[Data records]
--- Begin ---

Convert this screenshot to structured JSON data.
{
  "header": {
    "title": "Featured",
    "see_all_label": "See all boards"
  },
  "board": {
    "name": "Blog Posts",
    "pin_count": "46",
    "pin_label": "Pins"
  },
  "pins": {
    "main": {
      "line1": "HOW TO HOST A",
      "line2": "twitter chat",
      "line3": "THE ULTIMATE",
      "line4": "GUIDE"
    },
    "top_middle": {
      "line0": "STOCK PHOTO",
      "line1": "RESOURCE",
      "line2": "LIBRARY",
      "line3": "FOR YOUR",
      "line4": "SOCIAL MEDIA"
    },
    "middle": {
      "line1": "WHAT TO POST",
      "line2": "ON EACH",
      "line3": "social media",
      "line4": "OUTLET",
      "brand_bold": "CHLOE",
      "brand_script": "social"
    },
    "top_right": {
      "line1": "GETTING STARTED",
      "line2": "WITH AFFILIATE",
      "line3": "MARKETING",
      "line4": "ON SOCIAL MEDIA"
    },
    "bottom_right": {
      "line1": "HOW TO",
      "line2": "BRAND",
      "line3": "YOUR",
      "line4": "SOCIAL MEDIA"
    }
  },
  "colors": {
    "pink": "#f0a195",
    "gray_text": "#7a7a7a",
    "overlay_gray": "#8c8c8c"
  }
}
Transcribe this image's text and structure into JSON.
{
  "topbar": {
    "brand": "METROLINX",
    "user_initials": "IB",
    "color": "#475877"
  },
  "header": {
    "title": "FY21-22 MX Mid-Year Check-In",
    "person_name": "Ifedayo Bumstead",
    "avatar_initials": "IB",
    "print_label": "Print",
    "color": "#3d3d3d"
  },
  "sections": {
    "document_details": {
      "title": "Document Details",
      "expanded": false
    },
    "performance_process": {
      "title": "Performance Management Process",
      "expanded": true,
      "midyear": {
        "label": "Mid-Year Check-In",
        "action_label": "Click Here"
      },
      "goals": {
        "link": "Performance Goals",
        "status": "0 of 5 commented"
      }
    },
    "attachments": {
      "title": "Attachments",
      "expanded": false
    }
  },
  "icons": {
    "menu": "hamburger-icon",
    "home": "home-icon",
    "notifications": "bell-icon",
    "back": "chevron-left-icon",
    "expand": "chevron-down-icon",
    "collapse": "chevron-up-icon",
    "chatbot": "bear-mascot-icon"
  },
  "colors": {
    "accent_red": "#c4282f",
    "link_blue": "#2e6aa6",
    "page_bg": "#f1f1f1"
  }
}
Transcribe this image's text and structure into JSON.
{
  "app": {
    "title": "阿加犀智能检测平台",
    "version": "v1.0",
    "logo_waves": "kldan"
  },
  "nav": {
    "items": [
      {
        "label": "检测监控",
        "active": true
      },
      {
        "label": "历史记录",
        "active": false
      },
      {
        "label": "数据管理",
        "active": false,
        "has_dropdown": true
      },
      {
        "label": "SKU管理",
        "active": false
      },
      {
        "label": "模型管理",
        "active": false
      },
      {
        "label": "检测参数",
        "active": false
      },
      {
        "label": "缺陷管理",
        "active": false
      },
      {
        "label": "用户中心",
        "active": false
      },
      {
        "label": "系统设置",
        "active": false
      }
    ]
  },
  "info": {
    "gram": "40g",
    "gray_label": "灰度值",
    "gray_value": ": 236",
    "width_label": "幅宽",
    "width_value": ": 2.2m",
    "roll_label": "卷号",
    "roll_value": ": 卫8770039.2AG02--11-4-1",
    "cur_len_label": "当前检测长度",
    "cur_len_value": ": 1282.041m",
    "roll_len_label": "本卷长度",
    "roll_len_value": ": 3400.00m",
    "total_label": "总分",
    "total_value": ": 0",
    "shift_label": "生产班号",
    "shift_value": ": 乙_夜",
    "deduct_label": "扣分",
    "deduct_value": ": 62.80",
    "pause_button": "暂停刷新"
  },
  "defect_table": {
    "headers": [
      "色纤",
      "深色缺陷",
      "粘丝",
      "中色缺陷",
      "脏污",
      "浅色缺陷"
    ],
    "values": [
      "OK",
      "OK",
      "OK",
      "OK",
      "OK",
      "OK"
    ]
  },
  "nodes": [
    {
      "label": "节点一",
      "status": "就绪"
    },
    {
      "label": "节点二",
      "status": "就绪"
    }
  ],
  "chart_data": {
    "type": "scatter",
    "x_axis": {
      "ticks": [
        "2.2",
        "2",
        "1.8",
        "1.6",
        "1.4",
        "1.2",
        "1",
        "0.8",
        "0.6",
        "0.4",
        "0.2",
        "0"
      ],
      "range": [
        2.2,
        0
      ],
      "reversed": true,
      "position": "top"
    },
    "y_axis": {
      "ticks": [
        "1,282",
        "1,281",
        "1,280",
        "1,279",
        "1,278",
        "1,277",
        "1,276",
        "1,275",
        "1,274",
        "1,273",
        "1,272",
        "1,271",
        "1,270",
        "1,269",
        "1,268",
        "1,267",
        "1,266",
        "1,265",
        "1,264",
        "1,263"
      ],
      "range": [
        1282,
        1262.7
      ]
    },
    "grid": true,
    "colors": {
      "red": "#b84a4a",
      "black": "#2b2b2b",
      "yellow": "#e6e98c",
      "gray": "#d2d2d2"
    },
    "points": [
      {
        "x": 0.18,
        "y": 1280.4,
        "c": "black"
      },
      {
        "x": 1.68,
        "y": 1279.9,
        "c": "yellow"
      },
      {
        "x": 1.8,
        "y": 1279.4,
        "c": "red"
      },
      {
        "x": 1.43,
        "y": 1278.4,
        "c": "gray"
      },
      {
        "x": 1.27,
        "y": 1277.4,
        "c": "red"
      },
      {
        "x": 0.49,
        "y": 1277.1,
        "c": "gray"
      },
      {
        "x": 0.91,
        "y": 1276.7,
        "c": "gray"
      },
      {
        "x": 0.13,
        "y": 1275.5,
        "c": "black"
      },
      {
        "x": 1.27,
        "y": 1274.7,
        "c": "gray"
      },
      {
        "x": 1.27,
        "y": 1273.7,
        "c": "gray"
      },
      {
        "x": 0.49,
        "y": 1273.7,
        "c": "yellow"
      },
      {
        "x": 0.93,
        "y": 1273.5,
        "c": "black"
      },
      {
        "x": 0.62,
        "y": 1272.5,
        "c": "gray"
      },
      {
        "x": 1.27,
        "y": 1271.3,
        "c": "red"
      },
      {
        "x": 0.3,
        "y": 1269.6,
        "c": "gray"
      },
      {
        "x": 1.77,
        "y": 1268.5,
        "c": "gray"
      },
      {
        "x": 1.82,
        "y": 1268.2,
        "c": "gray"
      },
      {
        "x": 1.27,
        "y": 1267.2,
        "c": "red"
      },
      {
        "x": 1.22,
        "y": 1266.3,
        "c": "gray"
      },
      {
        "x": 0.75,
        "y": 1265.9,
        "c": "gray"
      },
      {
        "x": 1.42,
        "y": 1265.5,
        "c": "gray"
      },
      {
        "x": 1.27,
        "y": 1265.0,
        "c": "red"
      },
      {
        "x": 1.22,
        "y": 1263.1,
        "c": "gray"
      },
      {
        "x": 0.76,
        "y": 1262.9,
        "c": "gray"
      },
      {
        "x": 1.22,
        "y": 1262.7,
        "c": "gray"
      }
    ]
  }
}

--- End ---

Give the data again, exactly as it stands.

● Written reply:
Convert this screenshot to structured JSON data.
{
  "header": {
    "title": "Featured",
    "see_all_label": "See all boards"
  },
  "board": {
    "name": "Blog Posts",
    "pin_count": "46",
    "pin_label": "Pins"
  },
  "pins": {
    "main": {
      "line1": "HOW TO HOST A",
      "line2": "twitter chat",
      "line3": "THE ULTIMATE",
      "line4": "GUIDE"
    },
    "top_middle": {
      "line0": "STOCK PHOTO",
      "line1": "RESOURCE",
      "line2": "LIBRARY",
      "line3": "FOR YOUR",
      "line4": "SOCIAL MEDIA"
    },
    "middle": {
      "line1": "WHAT TO POST",
      "line2": "ON EACH",
      "line3": "social media",
      "line4": "OUTLET",
      "brand_bold": "CHLOE",
      "brand_script": "social"
    },
    "top_right": {
      "line1": "GETTING STARTED",
      "line2": "WITH AFFILIATE",
      "line3": "MARKETING",
      "line4": "ON SOCIAL MEDIA"
    },
    "bottom_right": {
      "line1": "HOW TO",
      "line2": "BRAND",
      "line3": "YOUR",
      "line4": "SOCIAL MEDIA"
    }
  },
  "colors": {
    "pink": "#f0a195",
    "gray_text": "#7a7a7a",
    "overlay_gray": "#8c8c8c"
  }
}
Transcribe this image's text and structure into JSON.
{
  "topbar": {
    "brand": "METROLINX",
    "user_initials": "IB",
    "color": "#475877"
  },
  "header": {
    "title": "FY21-22 MX Mid-Year Check-In",
    "person_name": "Ifedayo Bumstead",
    "avatar_initials": "IB",
    "print_label": "Print",
    "color": "#3d3d3d"
  },
  "sections": {
    "document_details": {
      "title": "Document Details",
      "expanded": false
    },
    "performance_process": {
      "title": "Performance Management Process",
      "expanded": true,
      "midyear": {
        "label": "Mid-Year Check-In",
        "action_label": "Click Here"
      },
      "goals": {
        "link": "Performance Goals",
        "status": "0 of 5 commented"
      }
    },
    "attachments": {
      "title": "Attachments",
      "expanded": false
    }
  },
  "icons": {
    "menu": "hamburger-icon",
    "home": "home-icon",
    "notifications": "bell-icon",
    "back": "chevron-left-icon",
    "expand": "chevron-down-icon",
    "collapse": "chevron-up-icon",
    "chatbot": "bear-mascot-icon"
  },
  "colors": {
    "accent_red": "#c4282f",
    "link_blue": "#2e6aa6",
    "page_bg": "#f1f1f1"
  }
}
Transcribe this image's text and structure into JSON.
{
  "app": {
    "title": "阿加犀智能检测平台",
    "version": "v1.0",
    "logo_waves": "kldan"
  },
  "nav": {
    "items": [
      {
        "label": "检测监控",
        "active": true
      },
      {
        "label": "历史记录",
        "active": false
      },
      {
        "label": "数据管理",
        "active": false,
        "has_dropdown": true
      },
      {
        "label": "SKU管理",
        "active": false
      },
      {
        "label": "模型管理",
        "active": false
      },
      {
        "label": "检测参数",
        "active": false
      },
      {
        "label": "缺陷管理",
        "active": false
      },
      {
        "label": "用户中心",
        "active": false
      },
      {
        "label": "系统设置",
        "active": false
      }
    ]
  },
  "info": {
    "gram": "40g",
    "gray_label": "灰度值",
    "gray_value": ": 236",
    "width_label": "幅宽",
    "width_value": ": 2.2m",
    "roll_label": "卷号",
    "roll_value": ": 卫8770039.2AG02--11-4-1",
    "cur_len_label": "当前检测长度",
    "cur_len_value": ": 1282.041m",
    "roll_len_label": "本卷长度",
    "roll_len_value": ": 3400.00m",
    "total_label": "总分",
    "total_value": ": 0",
    "shift_label": "生产班号",
    "shift_value": ": 乙_夜",
    "deduct_label": "扣分",
    "deduct_value": ": 62.80",
    "pause_button": "暂停刷新"
  },
  "defect_table": {
    "headers": [
      "色纤",
      "深色缺陷",
      "粘丝",
      "中色缺陷",
      "脏污",
      "浅色缺陷"
    ],
    "values": [
      "OK",
      "OK",
      "OK",
      "OK",
      "OK",
      "OK"
    ]
  },
  "nodes": [
    {
      "label": "节点一",
      "status": "就绪"
    },
    {
      "label": "节点二",
      "status": "就绪"
    }
  ],
  "chart_data": {
    "type": "scatter",
    "x_axis": {
      "ticks": [
        "2.2",
        "2",
        "1.8",
        "1.6",
        "1.4",
        "1.2",
        "1",
        "0.8",
        "0.6",
        "0.4",
        "0.2",
        "0"
      ],
      "range": [
        2.2,
        0
      ],
      "reversed": true,
      "position": "top"
    },
    "y_axis": {
      "ticks": [
        "1,282",
        "1,281",
        "1,280",
        "1,279",
        "1,278",
        "1,277",
        "1,276",
        "1,275",
        "1,274",
        "1,273",
        "1,272",
        "1,271",
        "1,270",
        "1,269",
        "1,268",
        "1,267",
        "1,266",
        "1,265",
        "1,264",
        "1,263"
      ],
      "range": [
        1282,
        1262.7
      ]
    },
    "grid": true,
    "colors": {
      "red": "#b84a4a",
      "black": "#2b2b2b",
      "yellow": "#e6e98c",
      "gray": "#d2d2d2"
    },
    "points": [
      {
        "x": 0.18,
        "y": 1280.4,
        "c": "black"
      },
      {
        "x": 1.68,
        "y": 1279.9,
        "c": "yellow"
      },
      {
        "x": 1.8,
        "y": 1279.4,
        "c": "red"
      },
      {
        "x": 1.43,
        "y": 1278.4,
        "c": "gray"
      },
      {
        "x": 1.27,
        "y": 1277.4,
        "c": "red"
      },
      {
        "x": 0.49,
        "y": 1277.1,
        "c": "gray"
      },
      {
        "x": 0.91,
        "y": 1276.7,
        "c": "gray"
      },
      {
        "x": 0.13,
        "y": 1275.5,
        "c": "black"
      },
      {
        "x": 1.27,
        "y": 1274.7,
        "c": "gray"
      },
      {
        "x": 1.27,
        "y": 1273.7,
        "c": "gray"
      },
      {
        "x": 0.49,
        "y": 1273.7,
        "c": "yellow"
      },
      {
        "x": 0.93,
        "y": 1273.5,
        "c": "black"
      },
      {
        "x": 0.62,
        "y": 1272.5,
        "c": "gray"
      },
      {
        "x": 1.27,
        "y": 1271.3,
        "c": "red"
      },
      {
        "x": 0.3,
        "y": 1269.6,
        "c": "gray"
      },
      {
        "x": 1.77,
        "y": 1268.5,
        "c": "gray"
      },
      {
        "x": 1.82,
        "y": 1268.2,
        "c": "gray"
      },
      {
        "x": 1.27,
        "y": 1267.2,
        "c": "red"
      },
      {
        "x": 1.22,
        "y": 1266.3,
        "c": "gray"
      },
      {
        "x": 0.75,
        "y": 1265.9,
        "c": "gray"
      },
      {
        "x": 1.42,
        "y": 1265.5,
        "c": "gray"
      },
      {
        "x": 1.27,
        "y": 1265.0,
        "c": "red"
      },
      {
        "x": 1.22,
        "y": 1263.1,
        "c": "gray"
      },
      {
        "x": 0.76,
        "y": 1262.9,
        "c": "gray"
      },
      {
        "x": 1.22,
        "y": 1262.7,
        "c": "gray"
      }
    ]
  }
}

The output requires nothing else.